Key driver analysis explores a wide range of measures to uncover what is most important in influencing the chosen objective. It helps you understand where to focus your energy and resources to obtain the results you are looking for.

Code

library(glue)
library(grid)

# Data ----
# |- KDA Quadrant ----

# First, I organize columns and rows in the data frame to make easier 
# to work with. I made a column "sum_satisfaction" with 3 categories where
# I summed up the percentage of categories satisfied and very satisfied, dissatisfied and very dissatisfied and neutral to keep the plot simple to visualize

kda_quadrant <- kda_cor |>
    pivot_longer(cols = 2:6, names_to = "satisfaction", values_to = "score")

kda_quadrant <- kda_quadrant|>
  pivot_longer(cols = c(4:6), names_to = "sum_satisfaction", values_to = "percent_score")

# Set the theme for the plot

theme_set(theme_msd()+ theme(
  axis.text.y = element_text(color = GRAY6, size = 9),
  axis.title.x = element_text(color = GRAY6, size = 10, margin = margin(6, 0, 15, 0, "pt")),
  axis.title.y = element_text(color = GRAY6, size = 10),
  axis.text.x = element_text(color = GRAY6, size = 9, margin = margin(0, 6, 0, 15, "pt"))
))

# Set seed for reproducible plot

set.seed(123)


# Plot ----
# |- Palette ----
survey_quest_palette <- list("The salesperson has a recommendation" = "#1A242F",
                             "The salesperson understanding your needs" = "#94989D",
                             "The salesperson seems confident" = "#1A242F",
                             "The salesperson is knowledgeable" = "#1A242F",
                             "dark_text" = "#1A242F",
                             "light_text" = "#94989D")

# |- Shape ----

survey_quest_shape <- list("The salesperson has a recommendation" = 22,
                             "The salesperson understanding your needs" = 21,
                             "The salesperson seems confident" = 0,
                             "The salesperson is knowledgeable" = 1)

# Create text grobs for the labels with a specific font size and color

label1 <- textGrob("Very Dissatisfied", rot = 90, gp = gpar(fontsize = 9, col = GRAY6) )
label2 <- textGrob("Neutral", rot = 90, gp = gpar(fontsize = 9, col = GRAY6))
label3 <- textGrob("Very Satisfied", rot = 90, gp = gpar(fontsize = 9, col = GRAY6))

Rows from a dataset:
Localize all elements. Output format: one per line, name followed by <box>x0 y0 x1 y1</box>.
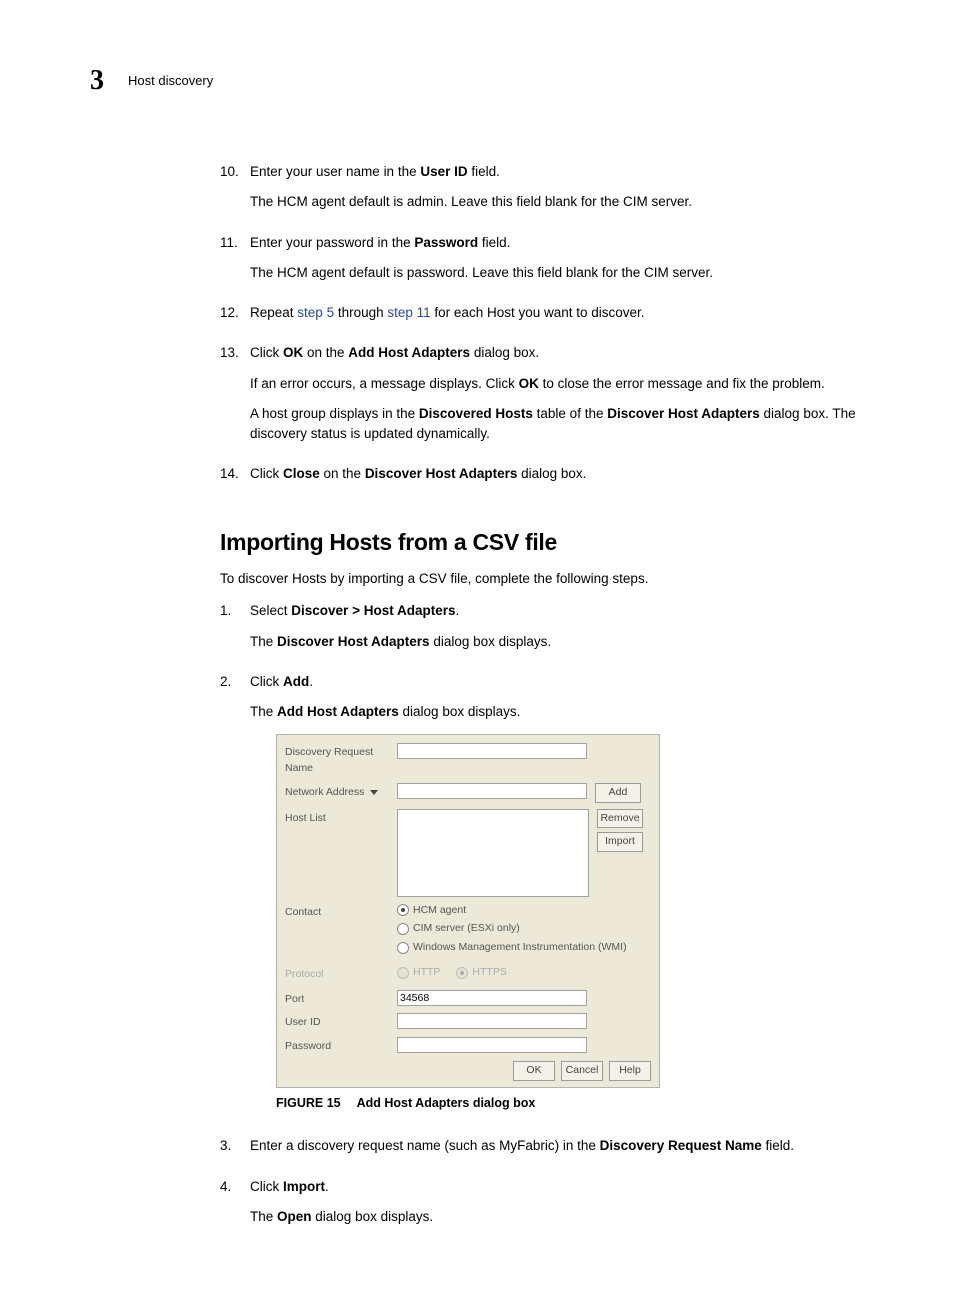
label-password: Password <box>285 1037 397 1055</box>
label-port: Port <box>285 990 397 1008</box>
step-13: 13. Click OK on the Add Host Adapters di… <box>220 343 864 454</box>
network-address-combo[interactable]: Network Address <box>285 783 397 801</box>
password-input[interactable] <box>397 1037 587 1053</box>
label-contact: Contact <box>285 903 397 921</box>
radio-hcm-agent[interactable]: HCM agent <box>397 903 651 919</box>
section-intro: To discover Hosts by importing a CSV fil… <box>220 569 864 589</box>
discovery-request-name-input[interactable] <box>397 743 587 759</box>
link-step-5[interactable]: step 5 <box>297 305 334 320</box>
page-header: 3 Host discovery <box>90 60 864 102</box>
section-heading: Importing Hosts from a CSV file <box>220 525 864 560</box>
add-button[interactable]: Add <box>595 783 641 803</box>
radio-https <box>456 967 468 979</box>
remove-button[interactable]: Remove <box>597 809 643 829</box>
port-input[interactable] <box>397 990 587 1006</box>
host-list-box[interactable] <box>397 809 589 897</box>
step-12: 12. Repeat step 5 through step 11 for ea… <box>220 303 864 333</box>
steps-continued: 10. Enter your user name in the User ID … <box>220 162 864 495</box>
add-host-adapters-dialog: Discovery Request Name Network Address A… <box>276 734 660 1087</box>
label-protocol: Protocol <box>285 965 397 983</box>
import-button[interactable]: Import <box>597 832 643 852</box>
chevron-down-icon <box>370 790 378 795</box>
step-14: 14. Click Close on the Discover Host Ada… <box>220 464 864 494</box>
label-discovery-request-name: Discovery Request Name <box>285 743 397 777</box>
header-title: Host discovery <box>128 71 213 91</box>
step-1: 1. Select Discover > Host Adapters. The … <box>220 601 864 662</box>
step-11: 11. Enter your password in the Password … <box>220 233 864 294</box>
radio-http <box>397 967 409 979</box>
label-host-list: Host List <box>285 809 397 827</box>
user-id-input[interactable] <box>397 1013 587 1029</box>
cancel-button[interactable]: Cancel <box>561 1061 603 1081</box>
label-user-id: User ID <box>285 1013 397 1031</box>
link-step-11[interactable]: step 11 <box>387 305 430 320</box>
step-2: 2. Click Add. The Add Host Adapters dial… <box>220 672 864 1127</box>
figure-caption: FIGURE 15Add Host Adapters dialog box <box>276 1094 864 1113</box>
step-3: 3. Enter a discovery request name (such … <box>220 1136 864 1166</box>
help-button[interactable]: Help <box>609 1061 651 1081</box>
step-4: 4. Click Import. The Open dialog box dis… <box>220 1177 864 1238</box>
steps-import: 1. Select Discover > Host Adapters. The … <box>220 601 864 1237</box>
step-10: 10. Enter your user name in the User ID … <box>220 162 864 223</box>
chapter-number: 3 <box>90 60 104 102</box>
radio-cim-server[interactable]: CIM server (ESXi only) <box>397 921 651 937</box>
network-address-input[interactable] <box>397 783 587 799</box>
radio-wmi[interactable]: Windows Management Instrumentation (WMI) <box>397 940 651 956</box>
ok-button[interactable]: OK <box>513 1061 555 1081</box>
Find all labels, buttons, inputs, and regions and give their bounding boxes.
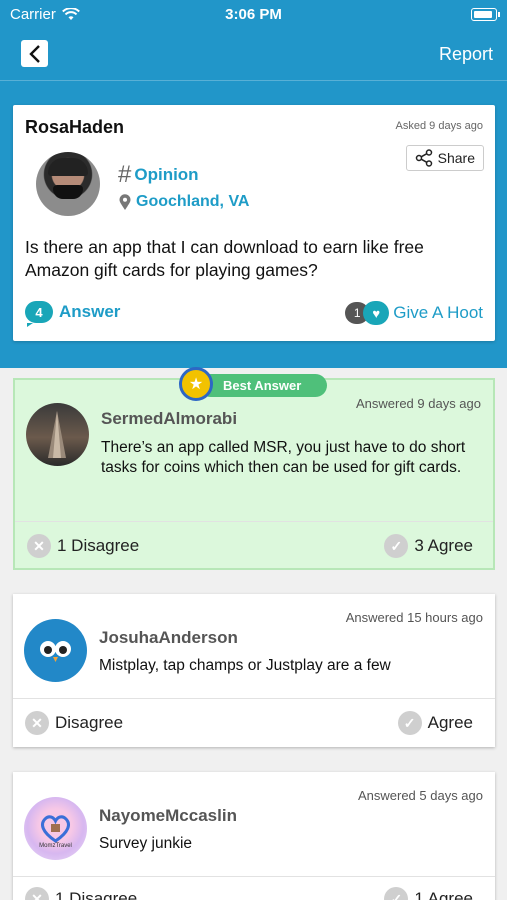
question-timestamp: Asked 9 days ago: [395, 120, 483, 132]
question-category[interactable]: # Opinion: [118, 161, 199, 189]
share-label: Share: [437, 150, 475, 166]
avatar[interactable]: [24, 619, 87, 682]
location-label: Goochland, VA: [136, 193, 250, 210]
star-medal-icon: ★: [179, 367, 213, 401]
report-button[interactable]: Report: [439, 44, 493, 65]
disagree-button[interactable]: ✕ 1 Disagree: [25, 887, 137, 900]
navbar: Report: [0, 38, 507, 80]
question-card: RosaHaden Asked 9 days ago Share # Opini…: [13, 105, 495, 341]
agree-label: Agree: [427, 713, 473, 732]
avatar[interactable]: [26, 403, 89, 466]
disagree-label: Disagree: [55, 713, 124, 732]
category-label: Opinion: [134, 165, 199, 184]
hoot-label: Give A Hoot: [393, 303, 483, 322]
answer-text: Survey junkie: [99, 835, 193, 852]
agree-label: 1 Agree: [414, 889, 473, 900]
agree-button[interactable]: ✓ 1 Agree: [384, 887, 473, 900]
share-button[interactable]: Share: [405, 145, 484, 171]
check-icon: ✓: [384, 887, 409, 900]
agree-button[interactable]: ✓ Agree: [397, 711, 473, 735]
answer-author[interactable]: SermedAlmorabi: [101, 409, 237, 429]
close-icon: ✕: [25, 711, 49, 735]
close-icon: ✕: [25, 887, 49, 900]
answer-timestamp: Answered 15 hours ago: [345, 610, 483, 625]
close-icon: ✕: [27, 534, 51, 558]
best-answer-card: Answered 9 days ago SermedAlmorabi There…: [13, 378, 495, 570]
location-pin-icon: [119, 193, 131, 210]
agree-button[interactable]: ✓ 3 Agree: [384, 534, 473, 558]
clock: 3:06 PM: [225, 6, 282, 23]
question-author[interactable]: RosaHaden: [25, 117, 124, 138]
check-icon: ✓: [384, 534, 409, 558]
chevron-left-icon: [28, 44, 40, 63]
check-icon: ✓: [397, 711, 422, 735]
avatar[interactable]: [36, 152, 100, 216]
battery-icon: [471, 8, 500, 21]
hashtag-icon: #: [118, 161, 132, 188]
answer-timestamp: Answered 5 days ago: [357, 788, 483, 803]
back-button[interactable]: [21, 40, 48, 67]
heart-logo-icon: [41, 815, 70, 843]
answer-label: Answer: [59, 302, 121, 321]
answer-text: There’s an app called MSR, you just have…: [101, 439, 466, 476]
answer-card: Answered 5 days ago MomzTravel NayomeMcc…: [13, 772, 495, 900]
owl-logo-icon: [40, 641, 71, 662]
disagree-label: 1 Disagree: [57, 536, 140, 555]
heart-icon: ♥: [363, 301, 390, 325]
status-bar: Carrier 3:06 PM: [0, 0, 507, 30]
answer-timestamp: Answered 9 days ago: [355, 396, 481, 411]
answer-count-badge: 4: [25, 301, 53, 327]
answer-author[interactable]: NayomeMccaslin: [99, 806, 237, 826]
best-answer-badge: Best Answer ★: [179, 367, 327, 405]
answer-button[interactable]: 4 Answer: [25, 301, 121, 327]
divider: [13, 698, 495, 699]
avatar-hair: [48, 158, 88, 176]
disagree-label: 1 Disagree: [55, 889, 138, 900]
answer-card: Answered 15 hours ago JosuhaAnderson Mis…: [13, 594, 495, 747]
avatar[interactable]: MomzTravel: [24, 797, 87, 860]
divider: [13, 876, 495, 877]
question-text: Is there an app that I can download to e…: [25, 237, 424, 280]
best-answer-label: Best Answer: [199, 374, 327, 397]
building-photo: [48, 411, 66, 458]
question-location: Goochland, VA: [119, 193, 249, 211]
nav-divider: [0, 80, 507, 81]
divider: [15, 521, 493, 522]
agree-label: 3 Agree: [414, 536, 473, 555]
answer-author[interactable]: JosuhaAnderson: [99, 628, 238, 648]
answer-text: Mistplay, tap champs or Justplay are a f…: [99, 657, 391, 674]
share-icon: [415, 149, 432, 167]
avatar-mask: [53, 185, 83, 199]
avatar-logo-text: MomzTravel: [39, 843, 72, 849]
give-a-hoot-button[interactable]: 1 ♥ Give A Hoot: [345, 301, 483, 325]
disagree-button[interactable]: ✕ Disagree: [25, 711, 123, 735]
disagree-button[interactable]: ✕ 1 Disagree: [27, 534, 139, 558]
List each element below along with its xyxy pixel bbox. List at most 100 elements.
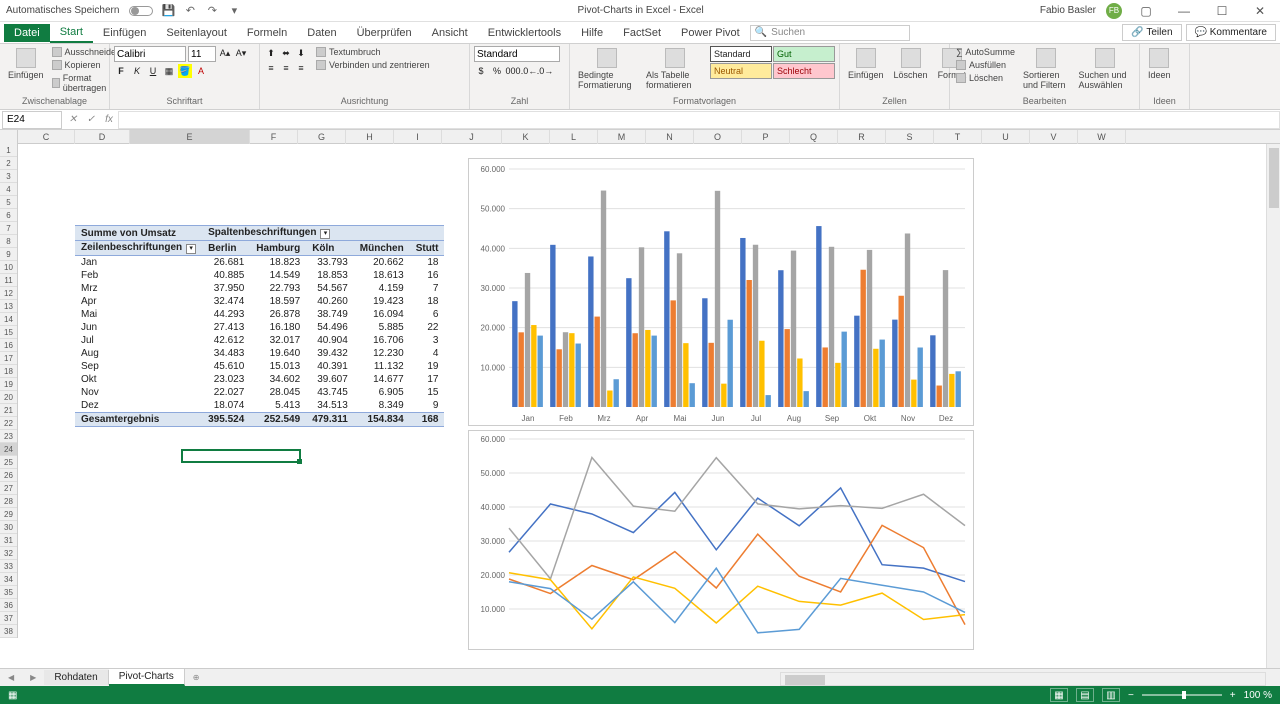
col-header-E[interactable]: E bbox=[130, 130, 250, 144]
find-select-button[interactable]: Suchen und Auswählen bbox=[1074, 46, 1135, 92]
ideas-button[interactable]: Ideen bbox=[1144, 46, 1175, 82]
minimize-icon[interactable]: ― bbox=[1170, 2, 1198, 20]
fx-icon[interactable]: fx bbox=[100, 111, 118, 129]
insert-cells-button[interactable]: Einfügen bbox=[844, 46, 888, 82]
row-header-13[interactable]: 13 bbox=[0, 300, 17, 313]
italic-button[interactable]: K bbox=[130, 64, 144, 78]
pivot-bar-chart[interactable]: 10.00020.00030.00040.00050.00060.000JanF… bbox=[468, 158, 974, 426]
col-header-S[interactable]: S bbox=[886, 130, 934, 144]
tab-hilfe[interactable]: Hilfe bbox=[571, 24, 613, 42]
row-header-10[interactable]: 10 bbox=[0, 261, 17, 274]
col-header-Q[interactable]: Q bbox=[790, 130, 838, 144]
increase-font-icon[interactable]: A▴ bbox=[218, 46, 232, 60]
increase-decimal-icon[interactable]: .0← bbox=[522, 64, 536, 78]
close-icon[interactable]: ✕ bbox=[1246, 2, 1274, 20]
autosave-toggle[interactable] bbox=[129, 6, 153, 16]
row-header-7[interactable]: 7 bbox=[0, 222, 17, 235]
row-header-25[interactable]: 25 bbox=[0, 456, 17, 469]
row-header-9[interactable]: 9 bbox=[0, 248, 17, 261]
teilen-button[interactable]: 🔗 Teilen bbox=[1122, 24, 1181, 41]
col-header-T[interactable]: T bbox=[934, 130, 982, 144]
zoom-out-icon[interactable]: − bbox=[1128, 690, 1134, 701]
zoom-level[interactable]: 100 % bbox=[1244, 690, 1272, 701]
save-icon[interactable]: 💾 bbox=[161, 4, 175, 18]
pivot-table[interactable]: Summe von UmsatzSpaltenbeschriftungen▾Ze… bbox=[75, 225, 444, 427]
page-break-view-icon[interactable]: ▥ bbox=[1102, 688, 1120, 702]
format-as-table-button[interactable]: Als Tabelle formatieren bbox=[642, 46, 708, 92]
cell-style-standard[interactable]: Standard bbox=[710, 46, 772, 62]
cell-style-neutral[interactable]: Neutral bbox=[710, 63, 772, 79]
clear-button[interactable]: Löschen bbox=[954, 72, 1017, 84]
delete-cells-button[interactable]: Löschen bbox=[890, 46, 932, 82]
underline-button[interactable]: U bbox=[146, 64, 160, 78]
col-header-U[interactable]: U bbox=[982, 130, 1030, 144]
row-header-14[interactable]: 14 bbox=[0, 313, 17, 326]
col-header-O[interactable]: O bbox=[694, 130, 742, 144]
new-sheet-icon[interactable]: ⊕ bbox=[185, 673, 208, 682]
row-header-19[interactable]: 19 bbox=[0, 378, 17, 391]
sheet-tab-rohdaten[interactable]: Rohdaten bbox=[44, 670, 108, 685]
row-header-24[interactable]: 24 bbox=[0, 443, 17, 456]
col-header-L[interactable]: L bbox=[550, 130, 598, 144]
row-header-11[interactable]: 11 bbox=[0, 274, 17, 287]
user-name[interactable]: Fabio Basler bbox=[1040, 5, 1096, 16]
row-header-4[interactable]: 4 bbox=[0, 183, 17, 196]
paste-button[interactable]: Einfügen bbox=[4, 46, 48, 82]
col-header-P[interactable]: P bbox=[742, 130, 790, 144]
tab-factset[interactable]: FactSet bbox=[613, 24, 671, 42]
pivot-line-chart[interactable]: 10.00020.00030.00040.00050.00060.000 bbox=[468, 430, 974, 650]
tab-seitenlayout[interactable]: Seitenlayout bbox=[156, 24, 237, 42]
page-layout-view-icon[interactable]: ▤ bbox=[1076, 688, 1094, 702]
row-header-6[interactable]: 6 bbox=[0, 209, 17, 222]
col-header-M[interactable]: M bbox=[598, 130, 646, 144]
ribbon-options-icon[interactable]: ▢ bbox=[1132, 2, 1160, 20]
border-button[interactable]: ▦ bbox=[162, 64, 176, 78]
row-header-32[interactable]: 32 bbox=[0, 547, 17, 560]
tab-datei[interactable]: Datei bbox=[4, 24, 50, 42]
cell-style-schlecht[interactable]: Schlecht bbox=[773, 63, 835, 79]
wrap-text-button[interactable]: Textumbruch bbox=[314, 46, 432, 58]
align-left-icon[interactable]: ≡ bbox=[264, 61, 278, 75]
col-header-J[interactable]: J bbox=[442, 130, 502, 144]
row-header-1[interactable]: 1 bbox=[0, 144, 17, 157]
row-header-31[interactable]: 31 bbox=[0, 534, 17, 547]
sort-filter-button[interactable]: Sortieren und Filtern bbox=[1019, 46, 1073, 92]
horizontal-scrollbar[interactable] bbox=[780, 672, 1266, 686]
col-header-N[interactable]: N bbox=[646, 130, 694, 144]
zoom-in-icon[interactable]: + bbox=[1230, 690, 1236, 701]
autosum-button[interactable]: ∑AutoSumme bbox=[954, 46, 1017, 58]
row-header-21[interactable]: 21 bbox=[0, 404, 17, 417]
name-box[interactable] bbox=[2, 111, 62, 129]
maximize-icon[interactable]: ☐ bbox=[1208, 2, 1236, 20]
align-right-icon[interactable]: ≡ bbox=[294, 61, 308, 75]
active-cell[interactable] bbox=[181, 449, 301, 463]
row-header-15[interactable]: 15 bbox=[0, 326, 17, 339]
tab-powerpivot[interactable]: Power Pivot bbox=[671, 24, 750, 42]
tab-ueberpruefen[interactable]: Überprüfen bbox=[347, 24, 422, 42]
font-color-button[interactable]: A bbox=[194, 64, 208, 78]
col-header-F[interactable]: F bbox=[250, 130, 298, 144]
row-header-29[interactable]: 29 bbox=[0, 508, 17, 521]
row-header-23[interactable]: 23 bbox=[0, 430, 17, 443]
row-header-30[interactable]: 30 bbox=[0, 521, 17, 534]
col-header-C[interactable]: C bbox=[18, 130, 75, 144]
row-header-35[interactable]: 35 bbox=[0, 586, 17, 599]
font-name-select[interactable] bbox=[114, 46, 186, 62]
percent-icon[interactable]: % bbox=[490, 64, 504, 78]
tab-daten[interactable]: Daten bbox=[297, 24, 346, 42]
align-center-icon[interactable]: ≡ bbox=[279, 61, 293, 75]
tab-entwicklertools[interactable]: Entwicklertools bbox=[478, 24, 571, 42]
row-header-27[interactable]: 27 bbox=[0, 482, 17, 495]
fill-color-button[interactable]: 🪣 bbox=[178, 64, 192, 78]
sheet-tab-pivot[interactable]: Pivot-Charts bbox=[109, 669, 185, 686]
decrease-font-icon[interactable]: A▾ bbox=[234, 46, 248, 60]
row-header-2[interactable]: 2 bbox=[0, 157, 17, 170]
cancel-formula-icon[interactable]: ✕ bbox=[64, 111, 82, 129]
decrease-decimal-icon[interactable]: .0→ bbox=[538, 64, 552, 78]
sheet-nav-next[interactable]: ▶ bbox=[22, 673, 44, 682]
vertical-scrollbar[interactable] bbox=[1266, 144, 1280, 668]
select-all-corner[interactable] bbox=[0, 130, 18, 144]
col-header-G[interactable]: G bbox=[298, 130, 346, 144]
fill-button[interactable]: Ausfüllen bbox=[954, 59, 1017, 71]
col-header-W[interactable]: W bbox=[1078, 130, 1126, 144]
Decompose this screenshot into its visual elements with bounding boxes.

PROBLEMS TO SOLVE:
1/ Answer these questions from the key driver analysis page:
(a) What value is passed to set.seed?
(b) What shape number is assigned to "The salesperson seems confident"?
(c) What font size do the three text grob labels use?
2/ Reproduce the key driver analysis page from "Key driver analysis" to "library(glue)".
The listing has no role in any task here.

ANSWERS BY TASK:
1/
(a) 123
(b) 0
(c) 9

2/
Key driver analysis explores a wide range of measures to uncover what is most important in influencing the chosen objective. It helps you understand where to focus your energy and resources to obtain the results you are looking for.

Code

library(glue)